Your tasks
**a.** Answer these questions using the text on education in Miami:
(i) How many students did the city's four largest colleges and universities graduate in 2010?
(ii) Which certification exams is the free training offered by Per Scholas aimed at?
(iii) What percentage of students in Miami-Dade County Public Schools are of Hispanic origin?
**b.** Pick up the text on education in Miami after its final sentence and carry it forward in the same style.

[begin Document extract]

Colleges and universities

Miami-Dade County has over 200,000 students enrolled in local colleges and universities, placing it seventh in the nation in per capita university enrollment. In 2010, the city's four largest colleges and universities, Miami Dade College, Florida International University, University of Miami, and Barry University, graduated 28,000 students.

Miami is also home to both for-profit and nonprofit organizations that offer a range of professional training and other, related educational programs. Per Scholas, for example is a nonprofit organization that offers free professional certification training directed towards successfully passing CompTIA A+ and Network+ certification exams as a route to securing jobs and building careers.

Colleges and universities in and around Miami:
 Barry University (private)
 Broward College (public)
 Carlos Albizu University (private)
 Florida Atlantic University (public)
 Florida International University (public)
 Florida Memorial University (private)
 Keiser University (private)
 Manchester Business School (satellite location, UK public)
 Miami Culinary Institute (public)
 Miami Dade College (public)
 Miami International University of Art & Design (private)
 Nova Southeastern University (private)
 Palm Beach State College (public)
 St. Thomas University (private)
 Southeastern College (private)
 Talmudic University (private)
 University of Miami (private)

Primary and secondary schools
 

Public schools in Miami are governed by Miami-Dade County Public Schools, which is the largest school district in Florida and the fourth-largest in the United States. As of September 2008 it has a student enrollment of 385,655 and over 392 schools and centers. The district is also the largest minority public school system in the country, with 60% of its students being of Hispanic origin, 28% Black or West Indian American, 10% White (non-Hispanic) and 2% non-white of other minorities.

[end Document extract]
[begin Supplied data]

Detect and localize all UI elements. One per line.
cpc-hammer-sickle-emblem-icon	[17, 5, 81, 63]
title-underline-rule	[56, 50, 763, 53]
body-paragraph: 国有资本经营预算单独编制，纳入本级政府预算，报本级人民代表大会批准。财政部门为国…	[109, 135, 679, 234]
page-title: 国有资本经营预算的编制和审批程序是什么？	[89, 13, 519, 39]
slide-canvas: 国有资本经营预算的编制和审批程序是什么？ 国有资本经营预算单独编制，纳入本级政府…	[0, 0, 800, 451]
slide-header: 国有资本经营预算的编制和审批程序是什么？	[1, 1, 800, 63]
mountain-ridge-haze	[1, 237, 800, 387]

[end Supplied data]

Written answers
**a.**
(i) 28,000 students.
(ii) The CompTIA A+ and Network+ certification exams.
(iii) 60%.

**b.**
Miami is home to some of the nation's best high schools, such as Design and Architecture High School, ranked the nation's best magnet school, MAST Academy, Coral Reef High School, ranked 20th-best public high school in the U.S., Miami Palmetto High School, and the New World School of the Arts. M-DCPS is also one of a few public school districts in the United States to offer optional bilingual education in Spanish, French, German, Haitian Creole, and Mandarin Chinese.

Miami is home to several well-known Roman Catholic, Jewish and non-denominational private schools. The Archdiocese of Miami operates the city's Catholic private schools, which include St. Hugh Catholic School, St. Agatha Catholic School, St. Theresa School, Immaculata-Lasalle High School, Monsignor Edward Pace High School, Archbishop Curley-Notre Dame High School, St. Brendan High School, among numerous other Catholic elementary and high schools.

Catholic preparatory schools operated by religious orders are Belen Jesuit Preparatory School and Christopher Columbus High School for boys and Carrollton School of the Sacred Heart and Our Lady of Lourdes Academy for girls.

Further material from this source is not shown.